:: 抜粋本文

10年たって、スピーカーは一緒だけど、回りの機器はだいぶ変わりました。
先ずは、デジタルソースは、CDのみ。しかし、ステレオ仕様のDAC(メーカーなどは不明)を2台使って、
モノ仕様にして、左右独立してアナログ出力。プリはパス社製。プリの後にアキュフェーズのDG45で音場調整をした後、メインアンプへ。メインアンプは、プロ用アンプ。VOSSのステレオアンプ(出力400W)をモノ仕様とし、バイワイヤ接続。サブウーファーはB&W製のものを左右2台に設置。
5800には、ツィターなどは何もつけず、素のまま。しかし、写真のとおり、この部屋も手作りの音響調整ボードが設置してあります。こういう対策をしても、音場調整がうまくいかなったことから、DG48をいれたんですとのこと。
で、いよいよ音を聞かせてもらう、、
ジャズピアノトリオ。あたしも耳タコのECM盤やらSAWANO盤やら、、
ああ、これは、すごい! 部屋が広いこともあるけれど、もうライブハウスで聞いてるような音の広がり。
ステージ前から3メートルぐらいの距離でピアノトリオを聞いてるような感じ、、
そして、実は、N君もあたしのお気に入りのピアニストであるエンリコ・ピアラネンツィのファンなので、にっしのさんが来ると思って仕入れましたよ~と、「ライブインパリ」の1曲目をかけてくれました。おお、うれし~!
先ず、1曲目の冒頭、女の人がフランス語でメンバー紹介するのだけど、おお!この部分に入った途端、ライブハウスの空気感というか、会場の大きさが実感できる。そうして、耳タコのピアノ、ベース、ドラムスの音が、いやもう、ナマみたい、いや、もうこれはライブハウスだわ、、
そうして、驚いたのは、うちでは、まったくわからなかったシンバルのリズムの細かい刻み方とか、演奏の詳細が、このシステムでは聞こえてくる。その聞こえ方が、分析的っていうのではなくて、実に自然に、ほらね、こういうふうに弾いてるからねみたいな感じで差し出してくれる。おしつけがましいところがなくて、心地よい、、
決して大音量再生ではないのだけど、楽器の音が生々しい、、しかし、全くエッジのたった、きつい音がしないのですね。聞いていて疲れない、というか、スイートな音、、、
音の立ち上がりとか、スピードとか、そういう基本的な部分は、もうすでに織り込み済で、音楽が実に自然に、しかし、ある意味官能的な音で鳴ります。
ジャズサックスを鳴らしてくれたのだけど、ブラッドフォード・マルサリスのアルト(?)の音のなんとスイートなこと、、細かいビブラートや、息遣い、ニュアンスの微妙な違いも、実に自然にふ~っと出してきます。
また、サックスをサポートするピアノの音の美しいこと、、ドラムスのシンバルの細かい所作まで自然に出てくる、、
いや~どれを聞いても、ナチュラル、スイートで、官能的な感じ、しかも、音の広がりがすごくて、映画館のスクリーンで映画を観てるようなサイズで聞こえる。

::::
:: 提供資料

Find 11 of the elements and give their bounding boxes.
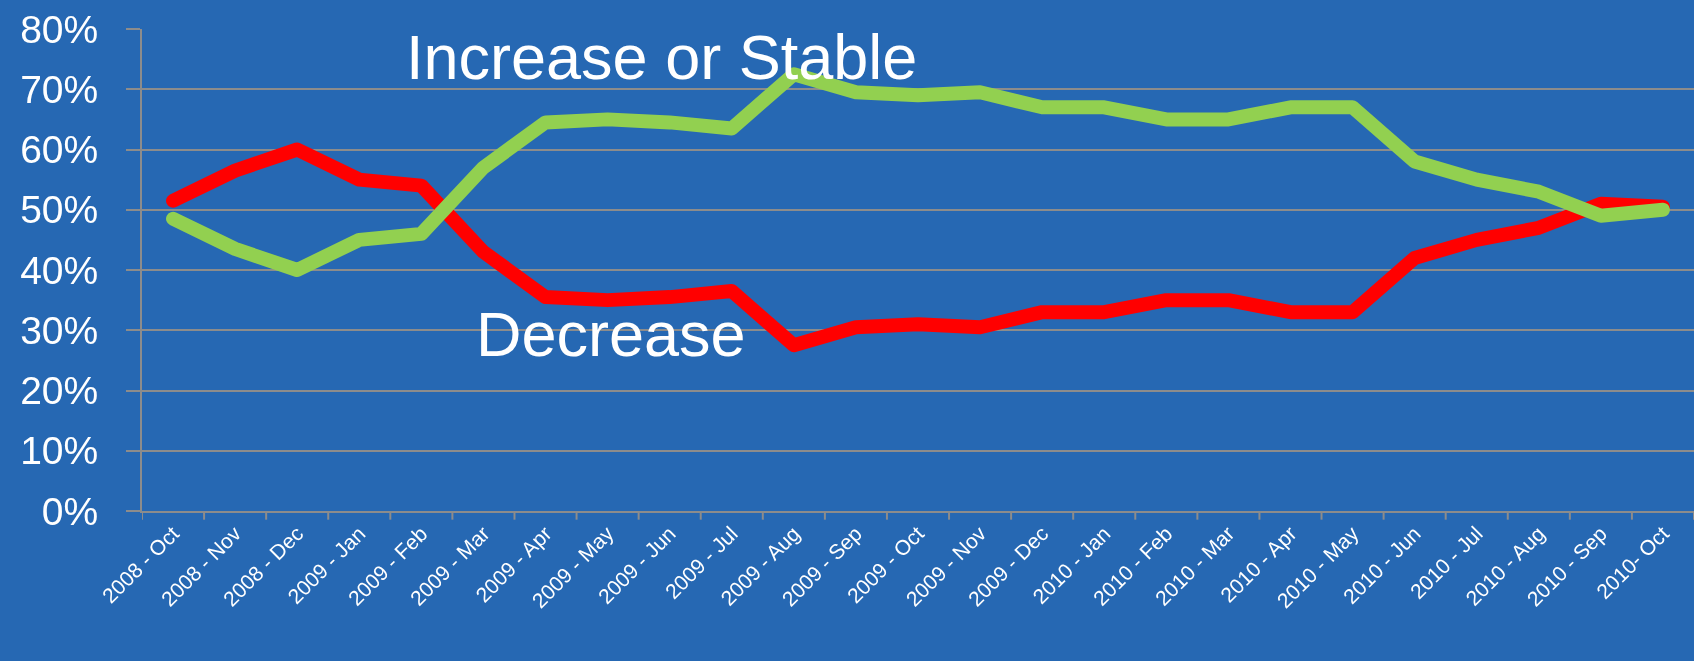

::::

[あなたの課題]: オーディオ装置の試聴記を、示された最後の文の後から書き継いでください。

[課題の解答]:
いや、いいなあと言うと、DG48で音場調整してカーブをさらに微妙に調整して、高域をすこ~しだけ下げ気味にしているので、この感じが醸成されるのですねとN君が説明してくれた。
しかし、VOSSのプロ用アンプを使ってるんだねえと聞くと、、やっぱりハイエンドのアンプがいいなあと思っていたのだけど、ちょっと前までバンドをやっていて、PA用にVOSSのアンプ使っていたので、ためしに、何にも期待せず使ってみると、これが予想以上によかったのです。なにしろパワーはあるし、がんじょうだし、鳴らしこんだら、ハイエンドのアンプよりいいかなという音に仕上がってきました。しかも安いしと笑っている。
いやいやいや、実にいい感じでなってます。あたしの知り合いにもプロ用のアンプでJBLをドライブしている人がいるけれど、その人も、これで十分とか言ってたなあ、、それにしてもVOSSのアンプで5800がこれだけなるとは驚いたなあというと、、ほんとはマッキンのでっかいので鳴らしたいんですけどねN君は笑っておる、、
しかし、本当にライブハウスみたいに聞こえるねえと感心していると、やっぱり部屋の広さですよ。
こればっかりは、どうしようもない。この部屋だからそう聞こえるのですよ。にっしのさんの部屋は、せまくて、どんなに機器を入れ替えても、部屋の狭さから逃れられない、、
むしろご実家の20畳部屋をメインにして鳴らのが良いと思います。ご自宅のお部屋は、夕方、いっぱいやりながらリラックスして聞くシステムにして、メインは、あちらの方に移した方が良いと思うなあと、、それか、お庭にオデイオ部屋を、おもいきって作るとか(笑)とN君がのたまう。
この10年、N君がいろいろ試行錯誤してきたことのオディオの結論がルームアコーステックなんだろう(笑)。
ん~、あたしも、そうしたいのはやまやまなんだけど、諸事情があって、なかなか実行できない(笑)。でも、たしかに、今のあたしの部屋は、もともと狭いうえに、モノが多すぎる、、、嫁さんもそういうが、、
先ずはじめにできることは、部屋のメインのシステムを一本にしぼること、その上で、メインシステムをしっかりおいこむこと、、N君がやっているようにボードとか、EQとかも悪くないかもしれない。
N君は、メインシステムを長年かけて追い込んだ方が良いと思います。でも、いろいろとっかえひっかえも面白いし、やめられないですよね。元気なうちは、それは続けないと、情熱失ってはいけない==と言う。
本当にそうだなあ、、あたしら、オディオ馬鹿一代だもんね!
と確認しあっていると、あっという間に、帰る時間になってしまったので、近く再開を約束して、N君宅をおいとましました。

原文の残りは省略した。